**INSTRUCTION**
Copy every line from the material below that holds "different".

Data entries
%%

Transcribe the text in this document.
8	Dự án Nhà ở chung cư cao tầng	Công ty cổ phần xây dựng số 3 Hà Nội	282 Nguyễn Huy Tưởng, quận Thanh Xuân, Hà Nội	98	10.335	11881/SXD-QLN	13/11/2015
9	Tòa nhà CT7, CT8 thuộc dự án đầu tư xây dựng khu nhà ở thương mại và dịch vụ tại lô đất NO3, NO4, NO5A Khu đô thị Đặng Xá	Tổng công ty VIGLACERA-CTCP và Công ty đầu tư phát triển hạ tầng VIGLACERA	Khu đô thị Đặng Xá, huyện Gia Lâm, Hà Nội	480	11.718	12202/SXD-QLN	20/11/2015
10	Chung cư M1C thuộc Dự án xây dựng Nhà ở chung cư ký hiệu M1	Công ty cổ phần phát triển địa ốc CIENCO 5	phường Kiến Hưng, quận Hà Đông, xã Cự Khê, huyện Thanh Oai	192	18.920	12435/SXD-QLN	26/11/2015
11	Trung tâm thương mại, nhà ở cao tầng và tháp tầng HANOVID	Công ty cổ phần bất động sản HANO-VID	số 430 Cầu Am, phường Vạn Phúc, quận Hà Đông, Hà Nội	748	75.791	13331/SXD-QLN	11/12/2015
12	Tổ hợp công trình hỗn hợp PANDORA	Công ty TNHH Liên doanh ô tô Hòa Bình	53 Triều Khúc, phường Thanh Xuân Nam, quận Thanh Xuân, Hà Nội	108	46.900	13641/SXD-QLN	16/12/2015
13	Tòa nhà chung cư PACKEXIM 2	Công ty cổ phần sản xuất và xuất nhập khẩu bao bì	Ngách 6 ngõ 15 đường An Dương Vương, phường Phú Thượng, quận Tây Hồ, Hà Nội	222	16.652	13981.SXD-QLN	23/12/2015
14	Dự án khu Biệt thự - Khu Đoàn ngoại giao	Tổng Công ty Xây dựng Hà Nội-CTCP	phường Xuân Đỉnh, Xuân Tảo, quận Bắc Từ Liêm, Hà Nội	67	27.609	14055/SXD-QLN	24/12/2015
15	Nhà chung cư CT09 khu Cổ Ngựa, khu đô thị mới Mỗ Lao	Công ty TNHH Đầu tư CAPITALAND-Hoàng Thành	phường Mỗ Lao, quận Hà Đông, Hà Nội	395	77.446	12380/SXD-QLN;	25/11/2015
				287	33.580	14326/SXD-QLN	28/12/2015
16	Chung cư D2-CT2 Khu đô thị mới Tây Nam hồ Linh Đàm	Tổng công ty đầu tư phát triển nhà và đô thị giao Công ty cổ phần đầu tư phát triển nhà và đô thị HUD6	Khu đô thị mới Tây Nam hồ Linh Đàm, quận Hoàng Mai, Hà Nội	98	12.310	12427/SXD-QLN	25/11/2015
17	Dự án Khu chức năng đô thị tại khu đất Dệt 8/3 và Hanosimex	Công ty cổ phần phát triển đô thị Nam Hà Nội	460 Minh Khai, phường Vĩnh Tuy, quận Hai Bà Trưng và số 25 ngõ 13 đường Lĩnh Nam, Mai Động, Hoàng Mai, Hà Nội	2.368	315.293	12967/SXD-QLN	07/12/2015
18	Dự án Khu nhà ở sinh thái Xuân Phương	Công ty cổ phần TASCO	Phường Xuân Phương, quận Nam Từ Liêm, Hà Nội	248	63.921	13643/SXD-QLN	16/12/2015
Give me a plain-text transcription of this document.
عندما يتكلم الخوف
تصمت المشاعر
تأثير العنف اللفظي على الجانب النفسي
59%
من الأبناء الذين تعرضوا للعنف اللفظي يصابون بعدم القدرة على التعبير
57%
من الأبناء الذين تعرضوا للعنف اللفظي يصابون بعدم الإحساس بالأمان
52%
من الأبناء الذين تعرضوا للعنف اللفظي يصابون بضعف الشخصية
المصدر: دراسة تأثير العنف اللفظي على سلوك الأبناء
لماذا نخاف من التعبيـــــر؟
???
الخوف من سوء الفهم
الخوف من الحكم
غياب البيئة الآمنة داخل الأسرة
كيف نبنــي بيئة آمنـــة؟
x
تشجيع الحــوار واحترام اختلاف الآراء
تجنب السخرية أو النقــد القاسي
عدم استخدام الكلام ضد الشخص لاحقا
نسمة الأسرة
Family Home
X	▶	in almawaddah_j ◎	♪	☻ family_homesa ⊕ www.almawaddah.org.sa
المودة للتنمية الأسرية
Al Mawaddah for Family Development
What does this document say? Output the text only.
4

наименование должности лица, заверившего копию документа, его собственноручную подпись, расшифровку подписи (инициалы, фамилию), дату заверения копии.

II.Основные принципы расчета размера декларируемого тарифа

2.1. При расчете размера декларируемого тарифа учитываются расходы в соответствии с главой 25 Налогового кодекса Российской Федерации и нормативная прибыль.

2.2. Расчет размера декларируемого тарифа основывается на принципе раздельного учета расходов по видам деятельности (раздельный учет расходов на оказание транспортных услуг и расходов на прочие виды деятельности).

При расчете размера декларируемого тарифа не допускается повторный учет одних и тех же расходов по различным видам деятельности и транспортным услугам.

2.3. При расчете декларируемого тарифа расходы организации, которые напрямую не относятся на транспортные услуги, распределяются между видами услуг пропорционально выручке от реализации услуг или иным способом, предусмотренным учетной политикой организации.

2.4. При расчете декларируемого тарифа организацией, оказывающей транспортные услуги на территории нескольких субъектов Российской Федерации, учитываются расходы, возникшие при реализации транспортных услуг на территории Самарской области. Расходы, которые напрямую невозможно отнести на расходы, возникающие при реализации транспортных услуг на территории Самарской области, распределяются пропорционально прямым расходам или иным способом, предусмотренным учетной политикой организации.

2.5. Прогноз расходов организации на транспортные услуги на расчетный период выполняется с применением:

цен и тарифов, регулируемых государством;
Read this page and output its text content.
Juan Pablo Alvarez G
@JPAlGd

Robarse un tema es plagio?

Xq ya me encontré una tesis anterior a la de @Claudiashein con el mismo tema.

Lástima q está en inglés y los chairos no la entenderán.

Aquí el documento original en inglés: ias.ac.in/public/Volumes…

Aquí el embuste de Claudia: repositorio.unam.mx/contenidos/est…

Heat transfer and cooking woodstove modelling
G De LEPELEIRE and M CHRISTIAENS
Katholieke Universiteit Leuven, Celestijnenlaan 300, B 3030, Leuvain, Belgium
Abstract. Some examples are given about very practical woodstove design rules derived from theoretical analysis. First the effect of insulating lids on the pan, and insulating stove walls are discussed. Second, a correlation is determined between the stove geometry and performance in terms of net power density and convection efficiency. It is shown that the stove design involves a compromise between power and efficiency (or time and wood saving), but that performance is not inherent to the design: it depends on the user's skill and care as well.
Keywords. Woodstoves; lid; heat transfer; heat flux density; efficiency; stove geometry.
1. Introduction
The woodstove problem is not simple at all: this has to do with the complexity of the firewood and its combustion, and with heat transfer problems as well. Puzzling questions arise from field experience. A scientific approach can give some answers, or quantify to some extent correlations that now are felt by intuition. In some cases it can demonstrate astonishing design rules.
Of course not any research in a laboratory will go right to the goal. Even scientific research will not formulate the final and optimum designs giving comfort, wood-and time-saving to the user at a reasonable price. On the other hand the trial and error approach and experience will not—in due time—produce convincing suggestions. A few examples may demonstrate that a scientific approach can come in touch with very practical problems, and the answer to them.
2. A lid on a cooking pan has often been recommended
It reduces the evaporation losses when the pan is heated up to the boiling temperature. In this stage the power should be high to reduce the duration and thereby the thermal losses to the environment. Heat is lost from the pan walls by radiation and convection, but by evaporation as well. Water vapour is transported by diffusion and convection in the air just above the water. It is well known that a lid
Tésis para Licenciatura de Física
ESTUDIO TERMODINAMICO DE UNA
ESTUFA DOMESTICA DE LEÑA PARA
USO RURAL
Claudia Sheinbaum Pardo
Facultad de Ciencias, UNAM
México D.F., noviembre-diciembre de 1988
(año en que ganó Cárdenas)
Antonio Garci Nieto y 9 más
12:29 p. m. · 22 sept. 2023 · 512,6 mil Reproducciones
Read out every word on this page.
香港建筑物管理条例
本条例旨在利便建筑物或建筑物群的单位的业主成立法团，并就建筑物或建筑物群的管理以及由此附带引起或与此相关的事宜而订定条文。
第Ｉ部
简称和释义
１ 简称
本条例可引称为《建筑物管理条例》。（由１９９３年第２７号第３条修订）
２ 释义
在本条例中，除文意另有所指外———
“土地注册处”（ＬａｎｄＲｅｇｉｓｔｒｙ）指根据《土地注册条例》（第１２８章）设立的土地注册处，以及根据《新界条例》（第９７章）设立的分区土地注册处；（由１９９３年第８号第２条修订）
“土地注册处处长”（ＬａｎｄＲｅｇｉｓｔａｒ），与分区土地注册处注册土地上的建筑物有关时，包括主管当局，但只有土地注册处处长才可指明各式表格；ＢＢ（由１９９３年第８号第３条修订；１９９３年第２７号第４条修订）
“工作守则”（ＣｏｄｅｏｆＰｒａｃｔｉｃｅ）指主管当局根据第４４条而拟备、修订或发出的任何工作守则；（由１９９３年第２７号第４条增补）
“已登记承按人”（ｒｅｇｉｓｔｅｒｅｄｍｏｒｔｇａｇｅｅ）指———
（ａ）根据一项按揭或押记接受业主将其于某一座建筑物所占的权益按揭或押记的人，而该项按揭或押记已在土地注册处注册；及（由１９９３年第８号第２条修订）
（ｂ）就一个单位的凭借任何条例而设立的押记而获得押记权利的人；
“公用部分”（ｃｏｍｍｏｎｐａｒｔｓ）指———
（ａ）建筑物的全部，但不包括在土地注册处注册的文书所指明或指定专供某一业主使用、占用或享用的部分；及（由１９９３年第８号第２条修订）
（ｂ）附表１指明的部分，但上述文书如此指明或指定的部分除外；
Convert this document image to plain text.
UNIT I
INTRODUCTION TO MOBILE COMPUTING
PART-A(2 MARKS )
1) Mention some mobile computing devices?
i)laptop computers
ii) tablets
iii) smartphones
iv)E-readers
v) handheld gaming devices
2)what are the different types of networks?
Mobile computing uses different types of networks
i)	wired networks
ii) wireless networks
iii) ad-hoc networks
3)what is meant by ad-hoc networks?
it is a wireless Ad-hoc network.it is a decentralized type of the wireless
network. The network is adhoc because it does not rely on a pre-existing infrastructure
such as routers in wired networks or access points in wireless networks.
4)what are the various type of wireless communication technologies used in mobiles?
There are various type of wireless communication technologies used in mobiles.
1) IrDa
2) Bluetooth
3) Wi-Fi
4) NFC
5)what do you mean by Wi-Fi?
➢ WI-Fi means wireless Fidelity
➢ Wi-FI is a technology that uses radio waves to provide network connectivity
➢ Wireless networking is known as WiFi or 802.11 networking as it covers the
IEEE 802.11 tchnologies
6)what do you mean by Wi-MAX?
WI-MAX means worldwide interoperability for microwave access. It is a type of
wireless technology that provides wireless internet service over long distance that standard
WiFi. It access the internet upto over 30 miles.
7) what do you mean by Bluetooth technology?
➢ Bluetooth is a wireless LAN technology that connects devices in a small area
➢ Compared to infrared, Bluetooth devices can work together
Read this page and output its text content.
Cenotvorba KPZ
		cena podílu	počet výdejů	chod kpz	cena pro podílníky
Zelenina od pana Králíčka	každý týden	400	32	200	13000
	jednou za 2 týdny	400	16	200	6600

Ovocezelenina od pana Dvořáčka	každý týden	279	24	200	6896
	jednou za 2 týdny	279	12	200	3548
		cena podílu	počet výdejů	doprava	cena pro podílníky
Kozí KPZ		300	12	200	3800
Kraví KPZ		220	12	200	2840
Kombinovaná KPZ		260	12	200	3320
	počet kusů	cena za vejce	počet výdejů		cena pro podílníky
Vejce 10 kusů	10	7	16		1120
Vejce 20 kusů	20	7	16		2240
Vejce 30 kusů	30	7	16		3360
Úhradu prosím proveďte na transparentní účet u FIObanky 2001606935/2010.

%%

**WRITTEN SOLUTION**
2)what are the different types of networks?
Mobile computing uses different types of networks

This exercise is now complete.